THE TASK: Repeat all of the material exactly as given.

Structured figure records:
_ _ _ _

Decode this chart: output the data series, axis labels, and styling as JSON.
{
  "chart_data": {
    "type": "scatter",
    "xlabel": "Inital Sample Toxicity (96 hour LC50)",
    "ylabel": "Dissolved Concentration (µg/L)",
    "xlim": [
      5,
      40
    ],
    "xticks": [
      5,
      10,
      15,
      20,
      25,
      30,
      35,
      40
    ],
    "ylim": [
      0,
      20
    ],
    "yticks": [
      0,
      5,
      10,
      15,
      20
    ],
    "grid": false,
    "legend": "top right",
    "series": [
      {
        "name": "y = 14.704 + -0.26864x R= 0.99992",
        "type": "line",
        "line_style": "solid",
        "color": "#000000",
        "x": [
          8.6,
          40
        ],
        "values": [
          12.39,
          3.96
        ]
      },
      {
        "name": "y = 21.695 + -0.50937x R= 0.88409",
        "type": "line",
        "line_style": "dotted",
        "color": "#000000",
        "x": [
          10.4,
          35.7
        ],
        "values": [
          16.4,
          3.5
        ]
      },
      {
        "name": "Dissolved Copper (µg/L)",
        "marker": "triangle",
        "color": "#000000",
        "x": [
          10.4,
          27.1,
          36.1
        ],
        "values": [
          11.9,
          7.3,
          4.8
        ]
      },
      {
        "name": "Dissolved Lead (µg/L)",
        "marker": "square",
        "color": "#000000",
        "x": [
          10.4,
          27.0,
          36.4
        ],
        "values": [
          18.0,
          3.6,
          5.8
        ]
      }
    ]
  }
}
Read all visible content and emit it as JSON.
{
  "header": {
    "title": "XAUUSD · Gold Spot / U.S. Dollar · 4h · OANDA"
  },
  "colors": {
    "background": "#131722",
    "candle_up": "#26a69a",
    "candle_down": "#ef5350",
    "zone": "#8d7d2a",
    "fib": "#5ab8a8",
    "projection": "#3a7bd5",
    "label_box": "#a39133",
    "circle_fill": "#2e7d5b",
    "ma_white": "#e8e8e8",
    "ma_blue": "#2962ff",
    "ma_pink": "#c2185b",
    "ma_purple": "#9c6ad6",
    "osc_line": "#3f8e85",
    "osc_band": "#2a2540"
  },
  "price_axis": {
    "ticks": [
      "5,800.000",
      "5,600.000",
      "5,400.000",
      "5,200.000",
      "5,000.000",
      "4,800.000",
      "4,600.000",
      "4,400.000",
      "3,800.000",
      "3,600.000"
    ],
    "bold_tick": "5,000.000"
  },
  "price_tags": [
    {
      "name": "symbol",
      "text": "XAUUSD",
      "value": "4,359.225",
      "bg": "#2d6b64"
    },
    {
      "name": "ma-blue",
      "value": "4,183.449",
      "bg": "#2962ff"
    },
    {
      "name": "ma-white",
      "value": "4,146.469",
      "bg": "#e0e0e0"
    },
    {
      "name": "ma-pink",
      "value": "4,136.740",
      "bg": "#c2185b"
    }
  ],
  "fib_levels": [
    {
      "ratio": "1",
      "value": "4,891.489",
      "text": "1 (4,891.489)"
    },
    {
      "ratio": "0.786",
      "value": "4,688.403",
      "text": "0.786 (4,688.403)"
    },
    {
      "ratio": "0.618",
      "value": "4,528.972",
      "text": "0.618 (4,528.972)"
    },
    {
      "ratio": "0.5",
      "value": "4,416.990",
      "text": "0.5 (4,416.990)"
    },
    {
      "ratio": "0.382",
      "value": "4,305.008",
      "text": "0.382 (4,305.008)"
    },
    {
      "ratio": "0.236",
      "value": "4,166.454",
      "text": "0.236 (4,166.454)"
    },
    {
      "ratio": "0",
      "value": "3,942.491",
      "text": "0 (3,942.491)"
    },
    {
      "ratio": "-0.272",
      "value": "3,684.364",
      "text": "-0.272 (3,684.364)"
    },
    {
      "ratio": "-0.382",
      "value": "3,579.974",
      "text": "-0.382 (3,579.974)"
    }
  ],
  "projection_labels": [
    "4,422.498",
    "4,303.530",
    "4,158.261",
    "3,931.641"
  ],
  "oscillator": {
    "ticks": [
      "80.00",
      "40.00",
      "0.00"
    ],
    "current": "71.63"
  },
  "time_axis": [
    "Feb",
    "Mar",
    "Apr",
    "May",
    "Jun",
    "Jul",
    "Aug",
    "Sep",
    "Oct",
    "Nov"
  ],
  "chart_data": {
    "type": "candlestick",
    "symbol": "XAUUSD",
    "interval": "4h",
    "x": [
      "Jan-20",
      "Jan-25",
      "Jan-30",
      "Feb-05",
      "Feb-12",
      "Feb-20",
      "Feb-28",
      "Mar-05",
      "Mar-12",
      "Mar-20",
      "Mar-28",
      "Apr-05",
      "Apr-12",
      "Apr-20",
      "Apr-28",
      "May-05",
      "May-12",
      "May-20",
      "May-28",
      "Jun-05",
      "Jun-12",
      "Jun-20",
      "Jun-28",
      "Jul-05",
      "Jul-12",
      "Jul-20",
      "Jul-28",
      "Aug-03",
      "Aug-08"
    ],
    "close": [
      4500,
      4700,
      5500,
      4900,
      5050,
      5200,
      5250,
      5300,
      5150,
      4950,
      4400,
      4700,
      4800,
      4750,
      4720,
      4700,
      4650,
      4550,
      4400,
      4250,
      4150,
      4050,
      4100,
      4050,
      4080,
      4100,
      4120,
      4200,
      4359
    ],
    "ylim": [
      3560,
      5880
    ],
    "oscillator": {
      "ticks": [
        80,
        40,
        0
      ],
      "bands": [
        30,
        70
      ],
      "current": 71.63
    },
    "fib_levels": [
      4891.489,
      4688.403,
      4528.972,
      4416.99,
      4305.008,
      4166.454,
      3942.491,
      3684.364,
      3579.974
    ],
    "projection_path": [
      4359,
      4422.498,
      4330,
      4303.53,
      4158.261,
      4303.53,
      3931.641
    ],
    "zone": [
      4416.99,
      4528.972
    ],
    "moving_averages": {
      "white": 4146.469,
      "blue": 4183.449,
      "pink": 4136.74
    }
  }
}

_ _ _ _

TASK SOLUTION:
Decode this chart: output the data series, axis labels, and styling as JSON.
{
  "chart_data": {
    "type": "scatter",
    "xlabel": "Inital Sample Toxicity (96 hour LC50)",
    "ylabel": "Dissolved Concentration (µg/L)",
    "xlim": [
      5,
      40
    ],
    "xticks": [
      5,
      10,
      15,
      20,
      25,
      30,
      35,
      40
    ],
    "ylim": [
      0,
      20
    ],
    "yticks": [
      0,
      5,
      10,
      15,
      20
    ],
    "grid": false,
    "legend": "top right",
    "series": [
      {
        "name": "y = 14.704 + -0.26864x R= 0.99992",
        "type": "line",
        "line_style": "solid",
        "color": "#000000",
        "x": [
          8.6,
          40
        ],
        "values": [
          12.39,
          3.96
        ]
      },
      {
        "name": "y = 21.695 + -0.50937x R= 0.88409",
        "type": "line",
        "line_style": "dotted",
        "color": "#000000",
        "x": [
          10.4,
          35.7
        ],
        "values": [
          16.4,
          3.5
        ]
      },
      {
        "name": "Dissolved Copper (µg/L)",
        "marker": "triangle",
        "color": "#000000",
        "x": [
          10.4,
          27.1,
          36.1
        ],
        "values": [
          11.9,
          7.3,
          4.8
        ]
      },
      {
        "name": "Dissolved Lead (µg/L)",
        "marker": "square",
        "color": "#000000",
        "x": [
          10.4,
          27.0,
          36.4
        ],
        "values": [
          18.0,
          3.6,
          5.8
        ]
      }
    ]
  }
}
Read all visible content and emit it as JSON.
{
  "header": {
    "title": "XAUUSD · Gold Spot / U.S. Dollar · 4h · OANDA"
  },
  "colors": {
    "background": "#131722",
    "candle_up": "#26a69a",
    "candle_down": "#ef5350",
    "zone": "#8d7d2a",
    "fib": "#5ab8a8",
    "projection": "#3a7bd5",
    "label_box": "#a39133",
    "circle_fill": "#2e7d5b",
    "ma_white": "#e8e8e8",
    "ma_blue": "#2962ff",
    "ma_pink": "#c2185b",
    "ma_purple": "#9c6ad6",
    "osc_line": "#3f8e85",
    "osc_band": "#2a2540"
  },
  "price_axis": {
    "ticks": [
      "5,800.000",
      "5,600.000",
      "5,400.000",
      "5,200.000",
      "5,000.000",
      "4,800.000",
      "4,600.000",
      "4,400.000",
      "3,800.000",
      "3,600.000"
    ],
    "bold_tick": "5,000.000"
  },
  "price_tags": [
    {
      "name": "symbol",
      "text": "XAUUSD",
      "value": "4,359.225",
      "bg": "#2d6b64"
    },
    {
      "name": "ma-blue",
      "value": "4,183.449",
      "bg": "#2962ff"
    },
    {
      "name": "ma-white",
      "value": "4,146.469",
      "bg": "#e0e0e0"
    },
    {
      "name": "ma-pink",
      "value": "4,136.740",
      "bg": "#c2185b"
    }
  ],
  "fib_levels": [
    {
      "ratio": "1",
      "value": "4,891.489",
      "text": "1 (4,891.489)"
    },
    {
      "ratio": "0.786",
      "value": "4,688.403",
      "text": "0.786 (4,688.403)"
    },
    {
      "ratio": "0.618",
      "value": "4,528.972",
      "text": "0.618 (4,528.972)"
    },
    {
      "ratio": "0.5",
      "value": "4,416.990",
      "text": "0.5 (4,416.990)"
    },
    {
      "ratio": "0.382",
      "value": "4,305.008",
      "text": "0.382 (4,305.008)"
    },
    {
      "ratio": "0.236",
      "value": "4,166.454",
      "text": "0.236 (4,166.454)"
    },
    {
      "ratio": "0",
      "value": "3,942.491",
      "text": "0 (3,942.491)"
    },
    {
      "ratio": "-0.272",
      "value": "3,684.364",
      "text": "-0.272 (3,684.364)"
    },
    {
      "ratio": "-0.382",
      "value": "3,579.974",
      "text": "-0.382 (3,579.974)"
    }
  ],
  "projection_labels": [
    "4,422.498",
    "4,303.530",
    "4,158.261",
    "3,931.641"
  ],
  "oscillator": {
    "ticks": [
      "80.00",
      "40.00",
      "0.00"
    ],
    "current": "71.63"
  },
  "time_axis": [
    "Feb",
    "Mar",
    "Apr",
    "May",
    "Jun",
    "Jul",
    "Aug",
    "Sep",
    "Oct",
    "Nov"
  ],
  "chart_data": {
    "type": "candlestick",
    "symbol": "XAUUSD",
    "interval": "4h",
    "x": [
      "Jan-20",
      "Jan-25",
      "Jan-30",
      "Feb-05",
      "Feb-12",
      "Feb-20",
      "Feb-28",
      "Mar-05",
      "Mar-12",
      "Mar-20",
      "Mar-28",
      "Apr-05",
      "Apr-12",
      "Apr-20",
      "Apr-28",
      "May-05",
      "May-12",
      "May-20",
      "May-28",
      "Jun-05",
      "Jun-12",
      "Jun-20",
      "Jun-28",
      "Jul-05",
      "Jul-12",
      "Jul-20",
      "Jul-28",
      "Aug-03",
      "Aug-08"
    ],
    "close": [
      4500,
      4700,
      5500,
      4900,
      5050,
      5200,
      5250,
      5300,
      5150,
      4950,
      4400,
      4700,
      4800,
      4750,
      4720,
      4700,
      4650,
      4550,
      4400,
      4250,
      4150,
      4050,
      4100,
      4050,
      4080,
      4100,
      4120,
      4200,
      4359
    ],
    "ylim": [
      3560,
      5880
    ],
    "oscillator": {
      "ticks": [
        80,
        40,
        0
      ],
      "bands": [
        30,
        70
      ],
      "current": 71.63
    },
    "fib_levels": [
      4891.489,
      4688.403,
      4528.972,
      4416.99,
      4305.008,
      4166.454,
      3942.491,
      3684.364,
      3579.974
    ],
    "projection_path": [
      4359,
      4422.498,
      4330,
      4303.53,
      4158.261,
      4303.53,
      3931.641
    ],
    "zone": [
      4416.99,
      4528.972
    ],
    "moving_averages": {
      "white": 4146.469,
      "blue": 4183.449,
      "pink": 4136.74
    }
  }
}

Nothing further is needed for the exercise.